§ **TASK STATEMENT**:
Extract from the listing each line in which the word "message" appears.

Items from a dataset
::::::

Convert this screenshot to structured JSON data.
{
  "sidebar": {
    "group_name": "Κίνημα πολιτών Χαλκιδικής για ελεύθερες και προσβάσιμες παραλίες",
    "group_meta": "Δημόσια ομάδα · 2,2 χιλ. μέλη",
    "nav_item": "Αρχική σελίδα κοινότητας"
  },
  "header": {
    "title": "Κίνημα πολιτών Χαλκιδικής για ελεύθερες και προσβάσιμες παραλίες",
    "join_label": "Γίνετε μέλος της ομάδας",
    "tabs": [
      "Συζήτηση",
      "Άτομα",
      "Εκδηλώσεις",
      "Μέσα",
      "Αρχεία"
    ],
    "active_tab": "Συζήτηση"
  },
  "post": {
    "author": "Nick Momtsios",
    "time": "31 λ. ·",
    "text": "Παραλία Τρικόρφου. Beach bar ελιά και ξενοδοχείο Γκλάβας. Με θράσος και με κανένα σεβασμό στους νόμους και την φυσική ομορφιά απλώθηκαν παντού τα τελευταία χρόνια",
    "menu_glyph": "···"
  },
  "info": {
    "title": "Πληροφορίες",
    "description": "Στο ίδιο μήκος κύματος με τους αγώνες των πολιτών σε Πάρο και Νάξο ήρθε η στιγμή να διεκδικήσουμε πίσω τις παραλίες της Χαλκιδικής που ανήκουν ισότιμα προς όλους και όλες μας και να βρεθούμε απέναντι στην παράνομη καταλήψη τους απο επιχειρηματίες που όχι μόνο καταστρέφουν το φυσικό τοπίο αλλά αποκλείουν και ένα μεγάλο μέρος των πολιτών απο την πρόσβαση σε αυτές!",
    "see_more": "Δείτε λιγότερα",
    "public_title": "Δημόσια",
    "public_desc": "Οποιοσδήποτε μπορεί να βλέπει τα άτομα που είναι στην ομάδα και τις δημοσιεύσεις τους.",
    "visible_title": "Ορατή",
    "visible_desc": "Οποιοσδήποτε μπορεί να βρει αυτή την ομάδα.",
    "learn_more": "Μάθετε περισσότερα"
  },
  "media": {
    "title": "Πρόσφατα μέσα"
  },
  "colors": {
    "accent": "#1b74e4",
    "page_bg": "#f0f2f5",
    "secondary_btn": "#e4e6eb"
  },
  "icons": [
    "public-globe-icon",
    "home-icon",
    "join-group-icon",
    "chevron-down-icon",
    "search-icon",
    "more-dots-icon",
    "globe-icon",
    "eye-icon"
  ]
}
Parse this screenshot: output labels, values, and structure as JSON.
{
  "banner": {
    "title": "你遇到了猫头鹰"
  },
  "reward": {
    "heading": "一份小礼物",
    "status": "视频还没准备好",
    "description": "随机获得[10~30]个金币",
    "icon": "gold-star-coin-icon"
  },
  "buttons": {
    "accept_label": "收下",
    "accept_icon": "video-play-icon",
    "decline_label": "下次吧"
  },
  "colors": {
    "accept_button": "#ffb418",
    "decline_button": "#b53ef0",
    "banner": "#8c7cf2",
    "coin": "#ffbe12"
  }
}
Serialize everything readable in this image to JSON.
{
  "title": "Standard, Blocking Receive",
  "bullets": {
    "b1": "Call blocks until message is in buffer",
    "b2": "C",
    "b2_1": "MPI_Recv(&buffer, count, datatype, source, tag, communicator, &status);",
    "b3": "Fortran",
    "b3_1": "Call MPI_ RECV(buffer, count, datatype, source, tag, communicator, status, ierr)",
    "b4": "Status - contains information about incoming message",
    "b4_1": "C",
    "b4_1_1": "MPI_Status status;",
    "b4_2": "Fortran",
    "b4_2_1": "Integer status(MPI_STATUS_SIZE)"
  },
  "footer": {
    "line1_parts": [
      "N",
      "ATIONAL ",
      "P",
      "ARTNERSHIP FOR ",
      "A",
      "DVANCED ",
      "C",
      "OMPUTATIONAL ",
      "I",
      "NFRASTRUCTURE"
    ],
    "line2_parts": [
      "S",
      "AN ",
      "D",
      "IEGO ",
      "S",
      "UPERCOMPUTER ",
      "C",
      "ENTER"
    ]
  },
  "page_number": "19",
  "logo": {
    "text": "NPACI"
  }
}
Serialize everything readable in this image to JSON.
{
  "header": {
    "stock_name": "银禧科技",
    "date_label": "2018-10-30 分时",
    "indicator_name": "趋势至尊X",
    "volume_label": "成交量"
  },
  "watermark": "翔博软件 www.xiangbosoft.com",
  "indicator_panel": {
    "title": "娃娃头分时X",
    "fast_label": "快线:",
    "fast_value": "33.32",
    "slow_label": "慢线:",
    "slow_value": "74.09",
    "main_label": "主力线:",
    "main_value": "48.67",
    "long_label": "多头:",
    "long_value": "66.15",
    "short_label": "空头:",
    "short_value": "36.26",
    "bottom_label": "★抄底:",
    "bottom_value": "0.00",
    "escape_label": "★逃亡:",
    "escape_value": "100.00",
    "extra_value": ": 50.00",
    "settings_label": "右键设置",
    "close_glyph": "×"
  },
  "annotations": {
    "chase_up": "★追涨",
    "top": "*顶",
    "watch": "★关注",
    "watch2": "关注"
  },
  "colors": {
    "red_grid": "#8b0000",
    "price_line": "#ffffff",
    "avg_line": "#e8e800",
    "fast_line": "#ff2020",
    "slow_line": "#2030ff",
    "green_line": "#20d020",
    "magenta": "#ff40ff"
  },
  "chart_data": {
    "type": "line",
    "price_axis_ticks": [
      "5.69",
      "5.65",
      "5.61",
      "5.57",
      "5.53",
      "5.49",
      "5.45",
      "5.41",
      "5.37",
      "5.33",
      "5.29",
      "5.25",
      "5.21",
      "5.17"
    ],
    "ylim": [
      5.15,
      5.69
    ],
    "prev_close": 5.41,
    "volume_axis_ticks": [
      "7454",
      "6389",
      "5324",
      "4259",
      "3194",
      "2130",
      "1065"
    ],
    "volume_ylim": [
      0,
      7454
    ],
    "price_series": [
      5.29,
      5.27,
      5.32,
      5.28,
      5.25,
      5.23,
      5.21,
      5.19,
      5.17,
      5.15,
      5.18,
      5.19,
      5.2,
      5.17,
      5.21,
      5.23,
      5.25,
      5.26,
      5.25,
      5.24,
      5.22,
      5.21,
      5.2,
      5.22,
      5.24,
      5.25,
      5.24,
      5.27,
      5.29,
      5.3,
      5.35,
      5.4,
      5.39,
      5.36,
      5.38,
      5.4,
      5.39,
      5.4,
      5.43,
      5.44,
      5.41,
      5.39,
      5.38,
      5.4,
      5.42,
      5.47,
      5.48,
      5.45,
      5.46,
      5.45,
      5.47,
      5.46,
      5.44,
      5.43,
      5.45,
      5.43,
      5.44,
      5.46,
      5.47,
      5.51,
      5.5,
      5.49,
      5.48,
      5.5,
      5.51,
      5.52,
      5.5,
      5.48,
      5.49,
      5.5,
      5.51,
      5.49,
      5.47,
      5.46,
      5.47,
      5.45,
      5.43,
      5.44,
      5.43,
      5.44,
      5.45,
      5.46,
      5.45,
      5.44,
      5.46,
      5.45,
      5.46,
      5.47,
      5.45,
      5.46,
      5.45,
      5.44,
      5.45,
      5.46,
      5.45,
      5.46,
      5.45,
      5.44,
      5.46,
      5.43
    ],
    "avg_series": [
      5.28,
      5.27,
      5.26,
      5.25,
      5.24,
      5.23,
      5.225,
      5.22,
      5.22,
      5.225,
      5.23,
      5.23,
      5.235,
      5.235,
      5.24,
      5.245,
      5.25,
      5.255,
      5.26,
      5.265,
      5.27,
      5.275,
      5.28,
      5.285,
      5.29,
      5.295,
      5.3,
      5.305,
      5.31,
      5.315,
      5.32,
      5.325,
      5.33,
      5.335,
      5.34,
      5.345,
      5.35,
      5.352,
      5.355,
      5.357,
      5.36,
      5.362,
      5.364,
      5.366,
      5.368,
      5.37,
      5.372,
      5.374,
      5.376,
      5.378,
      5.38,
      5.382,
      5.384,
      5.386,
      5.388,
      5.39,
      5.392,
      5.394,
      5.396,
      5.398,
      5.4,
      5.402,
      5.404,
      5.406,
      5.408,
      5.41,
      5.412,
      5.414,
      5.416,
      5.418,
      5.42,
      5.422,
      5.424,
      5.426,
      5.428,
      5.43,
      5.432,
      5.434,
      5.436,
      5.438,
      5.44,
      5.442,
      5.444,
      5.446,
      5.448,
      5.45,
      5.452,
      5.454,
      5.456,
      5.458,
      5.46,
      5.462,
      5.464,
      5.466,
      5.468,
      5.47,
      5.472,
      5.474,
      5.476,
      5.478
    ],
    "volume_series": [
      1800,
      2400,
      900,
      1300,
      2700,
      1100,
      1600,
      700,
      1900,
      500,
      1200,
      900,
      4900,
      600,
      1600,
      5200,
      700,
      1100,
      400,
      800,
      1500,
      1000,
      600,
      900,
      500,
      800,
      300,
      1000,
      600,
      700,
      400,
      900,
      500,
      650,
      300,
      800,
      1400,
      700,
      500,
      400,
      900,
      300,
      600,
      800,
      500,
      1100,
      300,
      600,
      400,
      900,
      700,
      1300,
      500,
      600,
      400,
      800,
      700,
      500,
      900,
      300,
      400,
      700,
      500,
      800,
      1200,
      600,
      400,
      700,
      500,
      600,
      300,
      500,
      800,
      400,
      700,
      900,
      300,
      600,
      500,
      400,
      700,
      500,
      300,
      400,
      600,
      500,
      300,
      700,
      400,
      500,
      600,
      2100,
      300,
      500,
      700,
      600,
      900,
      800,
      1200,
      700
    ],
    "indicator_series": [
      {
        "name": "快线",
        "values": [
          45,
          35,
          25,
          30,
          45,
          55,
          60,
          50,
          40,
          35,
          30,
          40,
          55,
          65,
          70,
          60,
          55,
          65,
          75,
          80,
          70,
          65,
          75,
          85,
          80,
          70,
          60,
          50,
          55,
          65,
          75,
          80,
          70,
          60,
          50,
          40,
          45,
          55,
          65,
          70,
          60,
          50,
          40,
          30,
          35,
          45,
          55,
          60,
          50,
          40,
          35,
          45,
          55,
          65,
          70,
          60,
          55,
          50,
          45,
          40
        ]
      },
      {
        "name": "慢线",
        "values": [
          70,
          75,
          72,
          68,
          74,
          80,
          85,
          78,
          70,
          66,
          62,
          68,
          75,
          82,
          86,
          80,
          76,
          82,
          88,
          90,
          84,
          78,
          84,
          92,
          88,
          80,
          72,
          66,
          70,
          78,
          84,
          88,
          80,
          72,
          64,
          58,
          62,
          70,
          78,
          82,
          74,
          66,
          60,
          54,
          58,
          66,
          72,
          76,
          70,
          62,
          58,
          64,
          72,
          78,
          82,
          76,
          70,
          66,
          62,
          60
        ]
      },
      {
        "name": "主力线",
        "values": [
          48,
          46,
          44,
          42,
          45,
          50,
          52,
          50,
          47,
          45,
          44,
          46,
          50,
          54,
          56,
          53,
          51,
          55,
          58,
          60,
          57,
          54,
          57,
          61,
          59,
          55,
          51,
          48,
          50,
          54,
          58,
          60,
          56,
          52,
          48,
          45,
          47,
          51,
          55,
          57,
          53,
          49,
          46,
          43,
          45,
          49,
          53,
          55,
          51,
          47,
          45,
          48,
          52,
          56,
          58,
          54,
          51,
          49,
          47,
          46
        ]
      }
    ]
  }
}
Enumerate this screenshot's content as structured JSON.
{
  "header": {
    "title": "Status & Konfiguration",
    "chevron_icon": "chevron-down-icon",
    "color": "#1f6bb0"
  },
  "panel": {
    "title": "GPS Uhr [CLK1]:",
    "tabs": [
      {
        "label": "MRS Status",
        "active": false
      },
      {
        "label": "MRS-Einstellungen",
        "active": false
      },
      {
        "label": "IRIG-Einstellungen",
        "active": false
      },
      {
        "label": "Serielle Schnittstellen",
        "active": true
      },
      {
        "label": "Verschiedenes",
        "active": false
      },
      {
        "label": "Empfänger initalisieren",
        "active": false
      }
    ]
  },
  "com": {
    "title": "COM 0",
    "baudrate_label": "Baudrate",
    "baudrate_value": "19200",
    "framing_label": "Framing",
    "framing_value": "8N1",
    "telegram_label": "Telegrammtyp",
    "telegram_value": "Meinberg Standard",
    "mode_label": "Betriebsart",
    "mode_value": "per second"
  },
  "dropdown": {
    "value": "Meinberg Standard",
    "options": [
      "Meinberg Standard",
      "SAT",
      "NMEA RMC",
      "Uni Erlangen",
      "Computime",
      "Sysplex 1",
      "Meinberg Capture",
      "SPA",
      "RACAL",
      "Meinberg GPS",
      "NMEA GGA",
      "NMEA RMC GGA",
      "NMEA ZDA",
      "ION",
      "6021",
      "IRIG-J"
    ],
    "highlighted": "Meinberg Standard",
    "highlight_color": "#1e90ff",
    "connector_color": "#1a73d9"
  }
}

::::::

§ **FINAL RESULT**:
    "b1": "Call blocks until message is in buffer",
    "b4": "Status - contains information about incoming message",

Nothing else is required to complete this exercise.